## [YOUR TASK]
Give only the number of lines in these records that contain the word "Temperatura".

## [PROVIDED DATA]
○ ○ ○
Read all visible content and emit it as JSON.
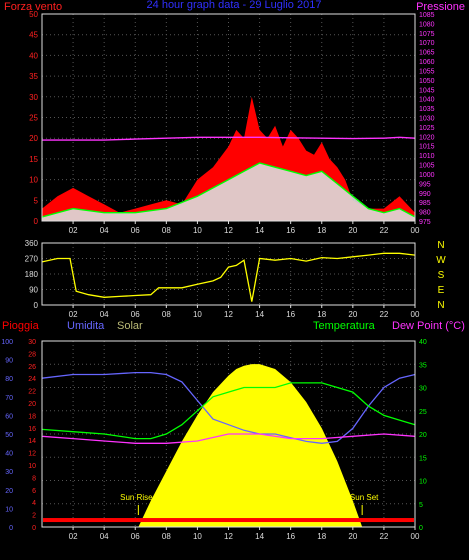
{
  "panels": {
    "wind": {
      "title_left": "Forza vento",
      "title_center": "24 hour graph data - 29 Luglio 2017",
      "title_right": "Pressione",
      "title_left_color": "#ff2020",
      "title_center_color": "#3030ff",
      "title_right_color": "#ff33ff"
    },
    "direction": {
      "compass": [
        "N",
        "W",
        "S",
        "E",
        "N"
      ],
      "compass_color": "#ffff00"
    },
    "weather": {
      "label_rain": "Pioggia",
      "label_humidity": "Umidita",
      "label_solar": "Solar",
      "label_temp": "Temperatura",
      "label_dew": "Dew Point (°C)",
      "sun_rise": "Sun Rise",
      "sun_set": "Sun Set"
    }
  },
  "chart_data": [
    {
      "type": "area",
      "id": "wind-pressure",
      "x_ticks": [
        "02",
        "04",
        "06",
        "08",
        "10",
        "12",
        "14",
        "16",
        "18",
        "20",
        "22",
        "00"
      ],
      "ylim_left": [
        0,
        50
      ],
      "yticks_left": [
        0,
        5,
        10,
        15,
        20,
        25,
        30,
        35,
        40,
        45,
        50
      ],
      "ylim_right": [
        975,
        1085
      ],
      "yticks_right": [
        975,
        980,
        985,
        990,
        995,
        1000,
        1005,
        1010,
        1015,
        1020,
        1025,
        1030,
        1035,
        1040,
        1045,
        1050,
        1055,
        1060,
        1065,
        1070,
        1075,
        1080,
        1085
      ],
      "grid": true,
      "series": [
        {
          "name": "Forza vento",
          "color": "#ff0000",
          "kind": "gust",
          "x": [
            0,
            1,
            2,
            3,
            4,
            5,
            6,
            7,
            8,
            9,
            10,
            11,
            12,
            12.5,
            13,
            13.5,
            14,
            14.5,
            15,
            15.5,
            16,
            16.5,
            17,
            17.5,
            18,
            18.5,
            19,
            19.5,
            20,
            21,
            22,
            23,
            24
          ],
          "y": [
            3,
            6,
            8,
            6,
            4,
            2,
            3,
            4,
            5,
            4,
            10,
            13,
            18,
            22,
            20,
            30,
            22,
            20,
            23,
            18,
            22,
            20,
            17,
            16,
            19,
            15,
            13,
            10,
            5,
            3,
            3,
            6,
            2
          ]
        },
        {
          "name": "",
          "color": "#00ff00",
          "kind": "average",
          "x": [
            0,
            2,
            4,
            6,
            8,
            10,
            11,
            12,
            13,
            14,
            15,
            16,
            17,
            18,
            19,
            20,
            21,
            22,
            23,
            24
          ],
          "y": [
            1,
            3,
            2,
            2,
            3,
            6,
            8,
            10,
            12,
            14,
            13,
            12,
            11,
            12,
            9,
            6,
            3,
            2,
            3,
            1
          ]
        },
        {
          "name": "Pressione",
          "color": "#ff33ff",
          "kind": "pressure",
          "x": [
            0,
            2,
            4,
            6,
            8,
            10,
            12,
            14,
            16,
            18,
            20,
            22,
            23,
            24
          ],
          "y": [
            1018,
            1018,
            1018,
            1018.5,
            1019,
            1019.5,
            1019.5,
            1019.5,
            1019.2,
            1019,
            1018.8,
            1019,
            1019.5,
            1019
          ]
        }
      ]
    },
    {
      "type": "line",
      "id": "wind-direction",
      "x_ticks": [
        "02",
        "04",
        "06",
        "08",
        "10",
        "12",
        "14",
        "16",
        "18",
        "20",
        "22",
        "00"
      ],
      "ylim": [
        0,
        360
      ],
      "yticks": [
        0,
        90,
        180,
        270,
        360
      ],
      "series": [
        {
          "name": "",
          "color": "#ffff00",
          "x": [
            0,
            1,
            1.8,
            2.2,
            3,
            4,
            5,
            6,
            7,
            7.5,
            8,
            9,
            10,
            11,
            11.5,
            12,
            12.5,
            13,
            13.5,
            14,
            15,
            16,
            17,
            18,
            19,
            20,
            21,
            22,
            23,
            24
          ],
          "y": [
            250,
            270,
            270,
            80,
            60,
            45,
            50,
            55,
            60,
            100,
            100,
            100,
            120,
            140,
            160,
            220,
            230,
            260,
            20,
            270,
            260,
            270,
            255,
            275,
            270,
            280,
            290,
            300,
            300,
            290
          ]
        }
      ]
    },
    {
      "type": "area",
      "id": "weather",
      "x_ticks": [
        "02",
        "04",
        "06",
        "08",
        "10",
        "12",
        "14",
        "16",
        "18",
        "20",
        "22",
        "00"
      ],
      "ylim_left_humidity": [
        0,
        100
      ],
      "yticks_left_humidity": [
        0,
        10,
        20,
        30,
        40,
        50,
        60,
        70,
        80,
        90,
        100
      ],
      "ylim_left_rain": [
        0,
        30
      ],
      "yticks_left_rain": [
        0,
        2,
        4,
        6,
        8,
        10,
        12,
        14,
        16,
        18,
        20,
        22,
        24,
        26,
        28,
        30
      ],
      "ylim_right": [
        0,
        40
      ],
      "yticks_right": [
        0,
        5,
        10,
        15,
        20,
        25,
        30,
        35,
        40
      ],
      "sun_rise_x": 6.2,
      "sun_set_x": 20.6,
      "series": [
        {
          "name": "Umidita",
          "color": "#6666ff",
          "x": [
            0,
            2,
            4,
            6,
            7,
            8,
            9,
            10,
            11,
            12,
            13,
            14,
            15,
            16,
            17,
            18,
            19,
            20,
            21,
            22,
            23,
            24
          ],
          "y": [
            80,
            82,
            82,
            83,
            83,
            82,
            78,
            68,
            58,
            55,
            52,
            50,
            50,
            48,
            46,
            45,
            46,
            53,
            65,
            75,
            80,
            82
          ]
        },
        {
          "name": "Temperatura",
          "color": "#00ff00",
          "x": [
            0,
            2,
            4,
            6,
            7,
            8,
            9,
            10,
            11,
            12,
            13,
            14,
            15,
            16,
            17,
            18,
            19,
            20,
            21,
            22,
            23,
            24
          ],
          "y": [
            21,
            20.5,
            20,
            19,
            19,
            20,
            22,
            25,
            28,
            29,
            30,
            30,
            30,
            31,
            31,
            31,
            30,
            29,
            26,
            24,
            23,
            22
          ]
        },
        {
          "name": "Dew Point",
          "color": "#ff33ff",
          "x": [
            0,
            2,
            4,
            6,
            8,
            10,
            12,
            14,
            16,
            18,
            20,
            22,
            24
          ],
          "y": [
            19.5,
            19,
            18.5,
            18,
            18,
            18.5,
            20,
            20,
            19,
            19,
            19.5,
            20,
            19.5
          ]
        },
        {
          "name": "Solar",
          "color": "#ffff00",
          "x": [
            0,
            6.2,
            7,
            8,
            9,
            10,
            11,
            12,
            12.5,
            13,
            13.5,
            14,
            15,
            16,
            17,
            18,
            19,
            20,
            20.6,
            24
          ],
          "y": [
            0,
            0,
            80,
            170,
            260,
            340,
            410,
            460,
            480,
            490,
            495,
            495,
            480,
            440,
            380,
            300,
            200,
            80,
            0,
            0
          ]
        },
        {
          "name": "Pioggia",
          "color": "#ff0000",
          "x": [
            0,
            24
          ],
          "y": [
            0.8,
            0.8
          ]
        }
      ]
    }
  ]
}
○ ○ ○
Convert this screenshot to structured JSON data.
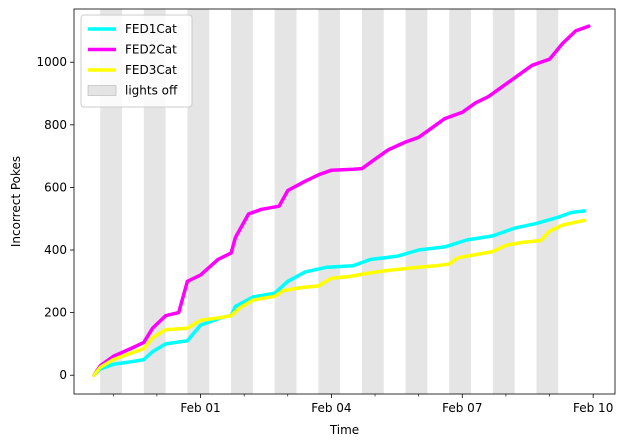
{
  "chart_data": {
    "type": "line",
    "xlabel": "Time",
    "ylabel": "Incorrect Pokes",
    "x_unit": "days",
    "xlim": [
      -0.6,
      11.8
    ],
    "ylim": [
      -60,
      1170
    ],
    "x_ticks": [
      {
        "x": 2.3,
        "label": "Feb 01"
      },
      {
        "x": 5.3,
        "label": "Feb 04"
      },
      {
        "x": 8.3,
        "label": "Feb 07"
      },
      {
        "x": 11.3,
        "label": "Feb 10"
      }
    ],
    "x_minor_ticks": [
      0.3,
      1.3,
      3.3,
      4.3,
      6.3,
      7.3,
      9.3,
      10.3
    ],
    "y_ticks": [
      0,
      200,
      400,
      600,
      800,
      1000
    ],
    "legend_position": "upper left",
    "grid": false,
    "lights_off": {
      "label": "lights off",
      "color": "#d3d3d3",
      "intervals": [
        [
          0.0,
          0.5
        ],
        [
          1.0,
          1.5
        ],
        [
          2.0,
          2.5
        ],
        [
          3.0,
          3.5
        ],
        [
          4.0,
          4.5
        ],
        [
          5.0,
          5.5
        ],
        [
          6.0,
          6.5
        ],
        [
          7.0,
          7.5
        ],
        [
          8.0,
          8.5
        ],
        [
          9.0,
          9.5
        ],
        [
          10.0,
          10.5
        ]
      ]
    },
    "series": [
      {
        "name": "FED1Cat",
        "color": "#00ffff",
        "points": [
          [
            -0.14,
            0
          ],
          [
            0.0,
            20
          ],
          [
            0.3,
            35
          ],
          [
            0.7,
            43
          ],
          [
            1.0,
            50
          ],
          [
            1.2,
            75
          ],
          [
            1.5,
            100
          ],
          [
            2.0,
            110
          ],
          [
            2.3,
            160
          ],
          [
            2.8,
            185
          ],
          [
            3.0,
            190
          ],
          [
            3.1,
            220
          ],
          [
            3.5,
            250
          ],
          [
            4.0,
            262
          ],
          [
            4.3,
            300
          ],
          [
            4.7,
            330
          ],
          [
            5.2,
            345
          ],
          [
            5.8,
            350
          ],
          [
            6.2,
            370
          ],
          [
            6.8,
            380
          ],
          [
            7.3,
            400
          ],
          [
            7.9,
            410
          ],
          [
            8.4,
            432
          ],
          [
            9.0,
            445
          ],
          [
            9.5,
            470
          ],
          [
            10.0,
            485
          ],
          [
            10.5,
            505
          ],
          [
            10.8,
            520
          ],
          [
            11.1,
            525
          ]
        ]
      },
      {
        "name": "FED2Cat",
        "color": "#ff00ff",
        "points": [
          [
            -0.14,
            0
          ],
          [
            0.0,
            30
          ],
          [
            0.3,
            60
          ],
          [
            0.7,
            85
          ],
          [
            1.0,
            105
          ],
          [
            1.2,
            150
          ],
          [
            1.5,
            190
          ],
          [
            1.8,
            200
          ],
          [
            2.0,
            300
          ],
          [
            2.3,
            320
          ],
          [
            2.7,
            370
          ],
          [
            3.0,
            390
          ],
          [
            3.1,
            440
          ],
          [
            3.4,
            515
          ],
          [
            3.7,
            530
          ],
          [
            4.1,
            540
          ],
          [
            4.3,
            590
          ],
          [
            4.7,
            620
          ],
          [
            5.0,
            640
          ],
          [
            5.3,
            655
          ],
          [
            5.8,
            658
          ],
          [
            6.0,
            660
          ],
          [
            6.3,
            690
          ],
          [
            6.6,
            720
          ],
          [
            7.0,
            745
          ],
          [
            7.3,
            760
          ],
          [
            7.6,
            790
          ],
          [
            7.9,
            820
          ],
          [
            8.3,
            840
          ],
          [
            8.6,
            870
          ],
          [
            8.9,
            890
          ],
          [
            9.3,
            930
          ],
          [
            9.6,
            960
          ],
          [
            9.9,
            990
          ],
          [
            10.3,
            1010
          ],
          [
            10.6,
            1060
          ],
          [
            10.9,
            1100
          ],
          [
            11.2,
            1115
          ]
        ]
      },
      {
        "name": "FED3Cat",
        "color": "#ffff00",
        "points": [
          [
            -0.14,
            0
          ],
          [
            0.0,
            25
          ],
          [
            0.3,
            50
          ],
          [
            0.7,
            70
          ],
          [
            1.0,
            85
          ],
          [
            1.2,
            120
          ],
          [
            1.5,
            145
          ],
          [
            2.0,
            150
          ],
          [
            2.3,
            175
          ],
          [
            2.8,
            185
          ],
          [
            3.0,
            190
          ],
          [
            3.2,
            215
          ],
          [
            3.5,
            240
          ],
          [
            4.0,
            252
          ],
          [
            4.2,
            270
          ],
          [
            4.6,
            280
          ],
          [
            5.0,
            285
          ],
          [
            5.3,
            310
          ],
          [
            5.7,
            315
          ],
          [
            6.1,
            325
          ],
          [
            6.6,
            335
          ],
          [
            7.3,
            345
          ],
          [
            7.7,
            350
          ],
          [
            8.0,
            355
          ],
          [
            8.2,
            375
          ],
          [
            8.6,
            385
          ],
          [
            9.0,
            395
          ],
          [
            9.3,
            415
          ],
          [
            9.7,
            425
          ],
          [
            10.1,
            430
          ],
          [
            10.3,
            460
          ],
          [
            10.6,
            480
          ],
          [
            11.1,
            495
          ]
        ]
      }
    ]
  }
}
○ ○ ○
## [RESPONSE FOR THIS EXERCISE]
2